**DIRECTIONS FOR THIS TASK:** Of the lines below, how many hold the string "согласно"? Give only the number.

**ITEMS:**
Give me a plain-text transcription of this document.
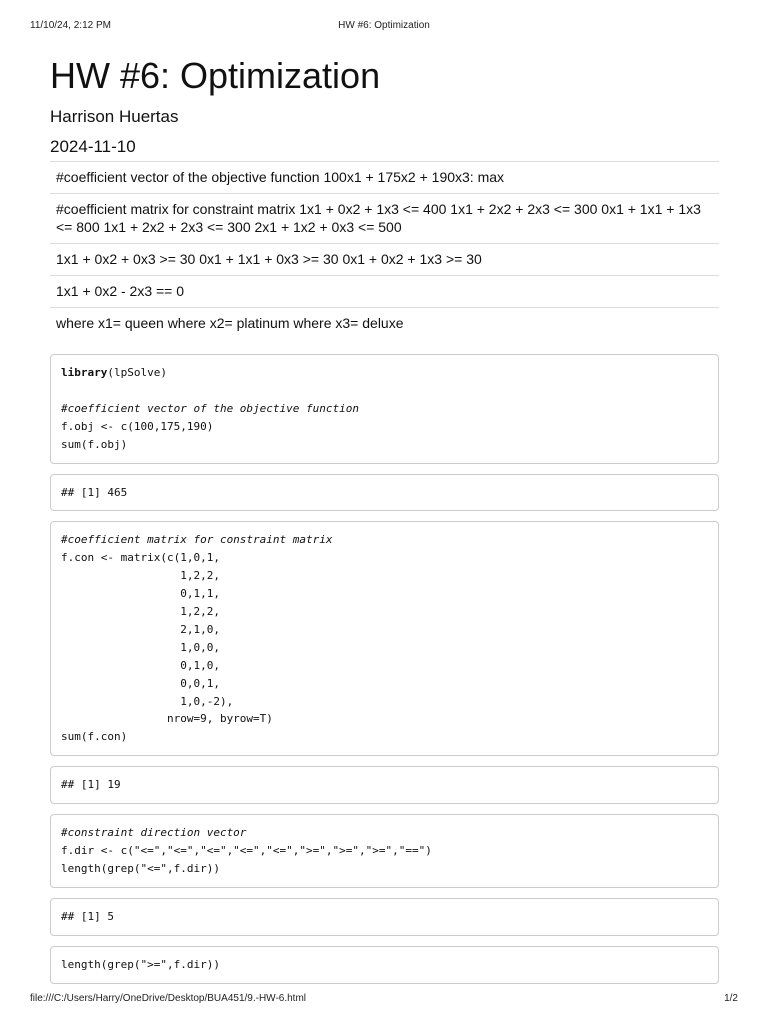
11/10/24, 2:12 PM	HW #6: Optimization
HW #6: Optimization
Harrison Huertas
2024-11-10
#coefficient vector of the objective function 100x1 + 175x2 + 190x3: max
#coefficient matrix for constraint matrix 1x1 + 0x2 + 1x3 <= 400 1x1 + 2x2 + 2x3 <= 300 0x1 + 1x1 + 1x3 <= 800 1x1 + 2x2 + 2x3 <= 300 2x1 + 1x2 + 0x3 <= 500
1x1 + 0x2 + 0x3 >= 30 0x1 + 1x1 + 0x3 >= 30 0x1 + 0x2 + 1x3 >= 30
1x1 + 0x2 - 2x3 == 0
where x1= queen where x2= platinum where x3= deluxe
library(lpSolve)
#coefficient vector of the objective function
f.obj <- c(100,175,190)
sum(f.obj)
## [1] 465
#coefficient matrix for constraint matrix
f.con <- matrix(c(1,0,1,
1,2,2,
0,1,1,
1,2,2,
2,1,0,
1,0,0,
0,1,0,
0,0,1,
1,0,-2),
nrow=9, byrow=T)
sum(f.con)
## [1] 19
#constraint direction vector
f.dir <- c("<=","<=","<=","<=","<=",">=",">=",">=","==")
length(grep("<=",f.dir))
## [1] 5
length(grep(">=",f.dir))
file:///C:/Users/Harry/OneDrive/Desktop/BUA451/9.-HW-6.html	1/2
==
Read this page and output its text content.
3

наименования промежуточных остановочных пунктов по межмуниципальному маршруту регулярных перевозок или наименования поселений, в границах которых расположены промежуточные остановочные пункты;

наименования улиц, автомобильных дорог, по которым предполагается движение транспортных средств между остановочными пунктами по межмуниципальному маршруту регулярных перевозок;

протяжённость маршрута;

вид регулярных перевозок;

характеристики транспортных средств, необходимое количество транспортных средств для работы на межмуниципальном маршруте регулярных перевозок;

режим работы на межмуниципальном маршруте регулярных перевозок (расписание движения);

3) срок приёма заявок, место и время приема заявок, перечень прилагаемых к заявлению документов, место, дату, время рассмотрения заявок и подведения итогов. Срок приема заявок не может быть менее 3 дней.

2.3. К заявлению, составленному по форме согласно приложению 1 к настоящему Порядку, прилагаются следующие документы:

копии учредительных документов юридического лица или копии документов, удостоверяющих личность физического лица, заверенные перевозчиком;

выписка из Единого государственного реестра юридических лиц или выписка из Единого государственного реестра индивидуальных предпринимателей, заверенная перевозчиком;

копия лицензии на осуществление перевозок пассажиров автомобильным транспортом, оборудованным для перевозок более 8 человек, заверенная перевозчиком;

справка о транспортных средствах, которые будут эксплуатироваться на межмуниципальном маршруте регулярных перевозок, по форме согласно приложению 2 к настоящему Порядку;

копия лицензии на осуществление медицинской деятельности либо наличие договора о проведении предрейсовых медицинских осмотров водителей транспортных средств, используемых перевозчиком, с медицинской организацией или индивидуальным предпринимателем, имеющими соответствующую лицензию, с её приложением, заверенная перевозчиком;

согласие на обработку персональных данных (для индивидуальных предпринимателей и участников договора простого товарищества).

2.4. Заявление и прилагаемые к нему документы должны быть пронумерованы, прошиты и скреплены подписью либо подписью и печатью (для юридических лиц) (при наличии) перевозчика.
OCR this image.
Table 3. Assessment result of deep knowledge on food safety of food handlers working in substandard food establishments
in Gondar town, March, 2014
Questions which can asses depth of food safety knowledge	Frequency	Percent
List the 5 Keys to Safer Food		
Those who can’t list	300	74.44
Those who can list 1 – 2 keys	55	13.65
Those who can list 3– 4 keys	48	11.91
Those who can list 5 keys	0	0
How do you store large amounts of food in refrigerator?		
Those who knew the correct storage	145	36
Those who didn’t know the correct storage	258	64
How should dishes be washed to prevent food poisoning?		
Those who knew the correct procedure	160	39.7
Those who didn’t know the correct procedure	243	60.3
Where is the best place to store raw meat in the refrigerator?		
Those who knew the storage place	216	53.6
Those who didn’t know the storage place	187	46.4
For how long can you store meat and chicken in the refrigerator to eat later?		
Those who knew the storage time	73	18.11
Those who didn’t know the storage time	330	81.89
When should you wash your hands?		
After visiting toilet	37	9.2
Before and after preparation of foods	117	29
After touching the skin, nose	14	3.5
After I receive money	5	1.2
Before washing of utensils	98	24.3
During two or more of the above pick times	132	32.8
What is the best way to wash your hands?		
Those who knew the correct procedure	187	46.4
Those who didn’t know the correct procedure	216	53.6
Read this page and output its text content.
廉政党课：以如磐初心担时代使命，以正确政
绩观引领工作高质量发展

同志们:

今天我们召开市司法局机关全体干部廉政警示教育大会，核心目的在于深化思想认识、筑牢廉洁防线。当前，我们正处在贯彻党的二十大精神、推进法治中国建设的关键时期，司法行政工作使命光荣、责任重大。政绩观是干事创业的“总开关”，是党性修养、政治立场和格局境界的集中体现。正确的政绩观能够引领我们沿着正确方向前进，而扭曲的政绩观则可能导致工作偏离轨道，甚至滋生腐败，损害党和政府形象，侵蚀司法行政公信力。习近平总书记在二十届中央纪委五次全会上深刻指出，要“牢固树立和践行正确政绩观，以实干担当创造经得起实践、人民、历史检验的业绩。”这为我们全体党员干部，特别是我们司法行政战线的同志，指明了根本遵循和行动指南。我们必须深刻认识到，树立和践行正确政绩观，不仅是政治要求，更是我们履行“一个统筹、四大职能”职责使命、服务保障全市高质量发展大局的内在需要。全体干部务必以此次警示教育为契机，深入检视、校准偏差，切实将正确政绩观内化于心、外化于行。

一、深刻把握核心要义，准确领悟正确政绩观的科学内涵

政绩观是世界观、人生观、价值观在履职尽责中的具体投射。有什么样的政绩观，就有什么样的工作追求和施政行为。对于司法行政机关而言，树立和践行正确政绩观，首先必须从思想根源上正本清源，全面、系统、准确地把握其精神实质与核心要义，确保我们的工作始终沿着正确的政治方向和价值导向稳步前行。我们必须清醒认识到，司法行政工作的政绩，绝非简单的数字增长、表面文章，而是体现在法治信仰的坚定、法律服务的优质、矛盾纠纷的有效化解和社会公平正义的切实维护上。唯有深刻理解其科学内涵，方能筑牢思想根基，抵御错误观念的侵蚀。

**EXERCISE RESPONSE:** 2